* _WHAT THE TASK REQUIRES_: Gather every line below that contains the string "实时功率", and copy each one.

»»

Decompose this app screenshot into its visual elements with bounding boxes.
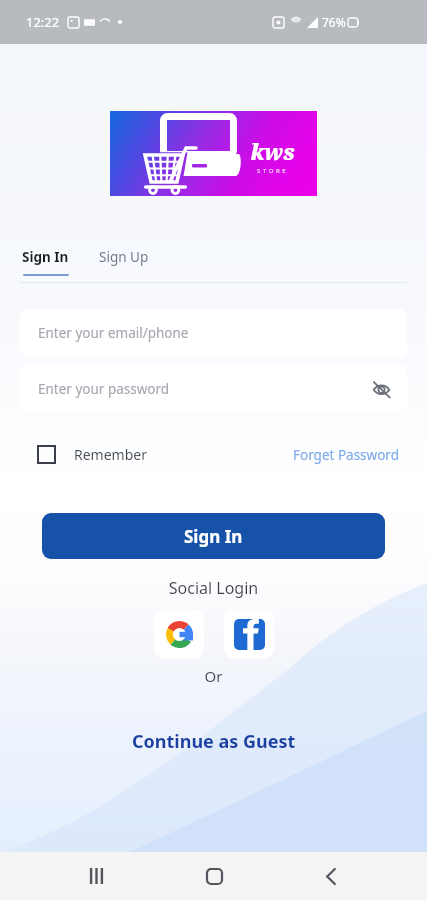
- button[interactable]: Sign In: [42, 513, 385, 559]
- staticText: STORE: [257, 167, 289, 175]
- staticText: 76%: [322, 14, 346, 30]
- staticText: Social Login: [0, 577, 427, 599]
- button[interactable]: Continue as Guest: [0, 729, 427, 754]
- staticText: Remember: [74, 445, 147, 464]
- button[interactable]: Show password: [364, 372, 398, 406]
- staticText: Enter your email/phone: [38, 324, 189, 342]
- button[interactable]: Back: [309, 854, 353, 898]
- button[interactable]: Sign in with Google: [154, 609, 204, 659]
- button[interactable]: Sign In: [20, 248, 71, 266]
- staticText: Enter your password: [38, 380, 170, 398]
- button[interactable]: Remember: [37, 445, 147, 464]
- button[interactable]: Home: [192, 854, 236, 898]
- staticText: Sign Up: [99, 248, 149, 266]
- staticText: Continue as Guest: [132, 729, 296, 754]
- staticText: Sign In: [22, 248, 69, 266]
- button[interactable]: Sign in with Facebook: [224, 609, 274, 659]
- button[interactable]: Forget Password: [293, 446, 399, 464]
- button[interactable]: Sign Up: [97, 248, 151, 266]
- button[interactable]: Enter your email/phone: [20, 309, 407, 357]
- staticText: kws: [251, 138, 295, 167]
- staticText: Forget Password: [293, 446, 399, 464]
- button[interactable]: Enter your password: [20, 365, 407, 413]
- button[interactable]: Recents: [74, 854, 118, 898]
- staticText: 12:22: [26, 13, 60, 31]
- staticText: Sign In: [184, 525, 243, 548]
- staticText: Or: [0, 666, 427, 686]
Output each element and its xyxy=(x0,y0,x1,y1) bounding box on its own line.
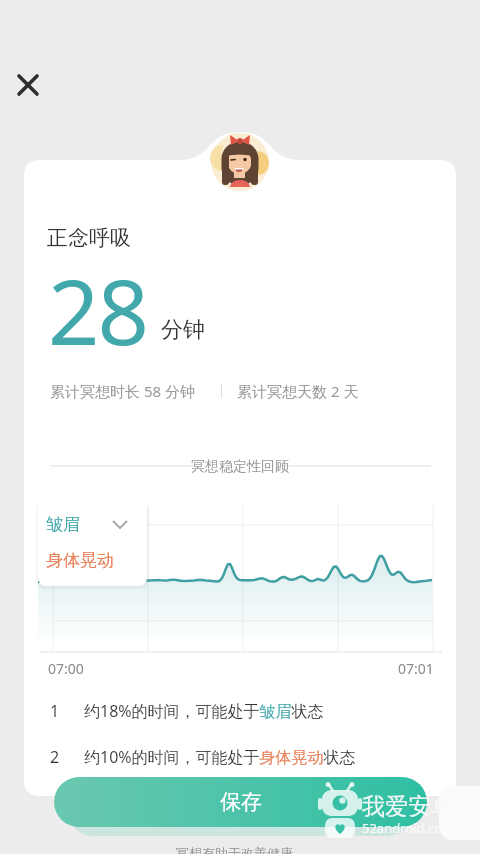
staticText: 约10%的时间，可能处于身体晃动状态 xyxy=(84,746,356,768)
staticText: 07:01 xyxy=(398,659,434,678)
staticText: 身体晃动 xyxy=(46,550,114,571)
staticText: 07:00 xyxy=(48,659,84,678)
staticText: 保存 xyxy=(220,789,262,815)
staticText: 我爱安卓 xyxy=(362,792,454,821)
staticText: 28 xyxy=(48,249,147,372)
staticText: 52android.com xyxy=(362,819,455,837)
staticText: 累计冥想时长 58 分钟 xyxy=(50,381,195,401)
staticText: 累计冥想天数 2 天 xyxy=(237,381,359,401)
staticText: 皱眉 xyxy=(46,514,80,535)
staticText: 冥想有助于改善健康 xyxy=(176,845,293,854)
staticText: 1 xyxy=(50,700,60,722)
button[interactable] xyxy=(10,67,46,103)
button[interactable]: 保存 xyxy=(54,777,427,827)
button[interactable]: 皱眉 xyxy=(38,500,147,586)
staticText: 正念呼吸 xyxy=(47,225,131,251)
staticText: 2 xyxy=(50,746,60,768)
staticText: 分钟 xyxy=(161,316,205,344)
staticText: 冥想稳定性回顾 xyxy=(191,458,289,476)
staticText: 约18%的时间，可能处于皱眉状态 xyxy=(84,700,324,722)
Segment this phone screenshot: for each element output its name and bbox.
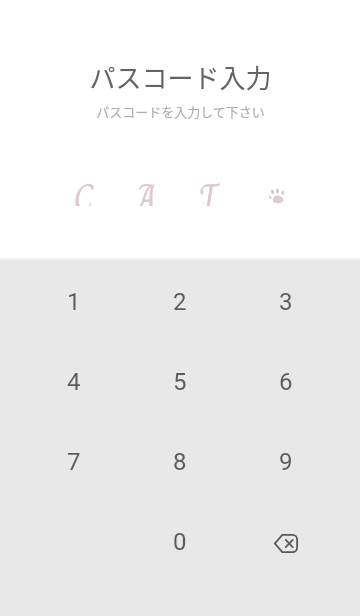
staticText: 5 [173,368,187,396]
staticText: 4 [67,368,81,396]
staticText: 3 [279,288,293,316]
staticText: T [198,170,220,206]
staticText: 1 [67,288,81,316]
button[interactable]: 9 [233,422,339,502]
staticText: パスコード入力 [89,58,272,96]
staticText: 6 [279,368,293,396]
button[interactable]: 5 [127,342,233,422]
button[interactable]: 6 [233,342,339,422]
button[interactable]: 0 [127,502,233,582]
button[interactable]: 7 [21,422,127,502]
button[interactable]: 3 [233,262,339,342]
staticText: 2 [173,288,187,316]
staticText: パスコードを入力して下さい [96,102,265,121]
button[interactable]: Delete [233,502,339,582]
staticText: 0 [173,528,187,556]
staticText: A [136,170,157,206]
button[interactable]: 8 [127,422,233,502]
button[interactable]: 2 [127,262,233,342]
button[interactable]: 4 [21,342,127,422]
button[interactable]: 1 [21,262,127,342]
staticText: 9 [279,448,293,476]
staticText: 7 [67,448,81,476]
staticText: C [73,170,94,206]
staticText: 8 [173,448,187,476]
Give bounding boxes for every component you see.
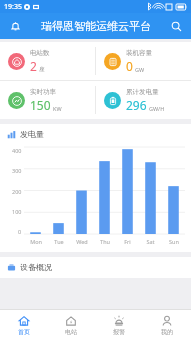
staticText: 电站 <box>65 328 77 336</box>
button[interactable]: 装机容量 <box>96 42 191 80</box>
staticText: 累计发电量 <box>126 88 159 96</box>
staticText: 0 <box>18 228 22 234</box>
staticText: Tue <box>54 238 64 245</box>
staticText: 200 <box>12 188 22 194</box>
staticText: 设备概况 <box>20 262 52 272</box>
staticText: Sat <box>146 238 155 245</box>
staticText: 2 <box>30 58 37 74</box>
button[interactable]: 我的 <box>143 310 191 340</box>
button[interactable]: 电站数 <box>0 42 95 80</box>
button[interactable]: Search <box>167 17 185 35</box>
staticText: Fri <box>124 238 131 245</box>
button[interactable]: 实时功率 <box>0 81 95 119</box>
staticText: 座 <box>39 66 45 73</box>
staticText: 瑞得恩智能运维云平台 <box>41 19 151 33</box>
staticText: 首页 <box>18 328 30 336</box>
staticText: GW/H <box>149 105 165 112</box>
button[interactable]: Notifications <box>6 17 24 35</box>
staticText: Thu <box>100 238 110 245</box>
staticText: 发电量 <box>20 129 44 139</box>
button[interactable]: 电站 <box>47 310 95 340</box>
staticText: Sun <box>169 238 179 245</box>
staticText: 我的 <box>161 328 173 336</box>
staticText: 296 <box>126 97 147 113</box>
staticText: KW <box>53 105 62 112</box>
staticText: 报警 <box>113 328 125 336</box>
staticText: 0 <box>126 58 133 74</box>
staticText: 150 <box>30 97 51 113</box>
staticText: 19:35 <box>4 2 22 12</box>
staticText: 300 <box>12 167 22 173</box>
staticText: GW <box>135 66 145 73</box>
staticText: Wed <box>76 238 88 245</box>
staticText: 实时功率 <box>30 88 56 96</box>
button[interactable]: 报警 <box>95 310 143 340</box>
button[interactable]: 首页 <box>0 310 47 340</box>
staticText: 100 <box>12 208 22 214</box>
button[interactable]: 累计发电量 <box>96 81 191 119</box>
staticText: 装机容量 <box>126 49 152 57</box>
staticText: Mon <box>30 238 42 245</box>
staticText: 电站数 <box>30 49 50 57</box>
staticText: 400 <box>12 147 22 153</box>
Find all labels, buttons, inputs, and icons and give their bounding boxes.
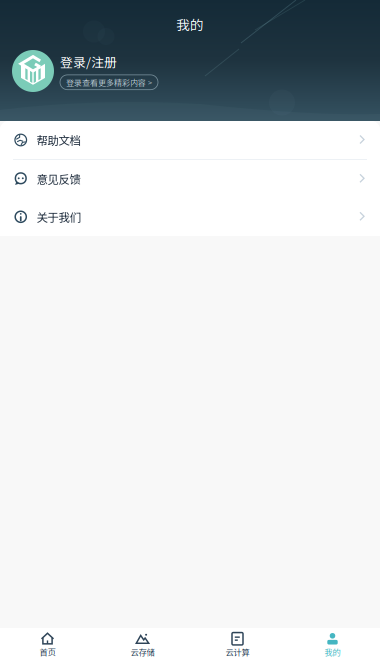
button[interactable]: 云计算 — [190, 628, 285, 660]
button[interactable]: 我的 — [285, 628, 380, 660]
staticText: 帮助文档 — [36, 132, 80, 148]
button[interactable]: 头像 — [12, 50, 54, 92]
button[interactable]: 云存储 — [95, 628, 190, 660]
staticText: 首页 — [40, 646, 56, 658]
staticText: 意见反馈 — [36, 170, 80, 187]
button[interactable]: 帮助文档 — [0, 121, 380, 159]
staticText: 我的 — [324, 646, 340, 658]
button[interactable]: 首页 — [0, 628, 95, 660]
button[interactable]: 关于我们 — [0, 198, 380, 236]
staticText: 登录查看更多精彩内容 — [66, 76, 146, 88]
staticText: 登录/注册 — [60, 52, 117, 71]
staticText: 我的 — [176, 14, 204, 34]
staticText: 关于我们 — [36, 208, 80, 225]
button[interactable]: 意见反馈 — [0, 160, 380, 198]
staticText: > — [148, 77, 152, 88]
staticText: 云计算 — [226, 646, 250, 658]
staticText: 云存储 — [130, 646, 154, 658]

««

* _ANSWER IN FULL_:
button[interactable]: 实时功率 <box>0 81 95 119</box>
staticText: 实时功率 <box>30 88 56 96</box>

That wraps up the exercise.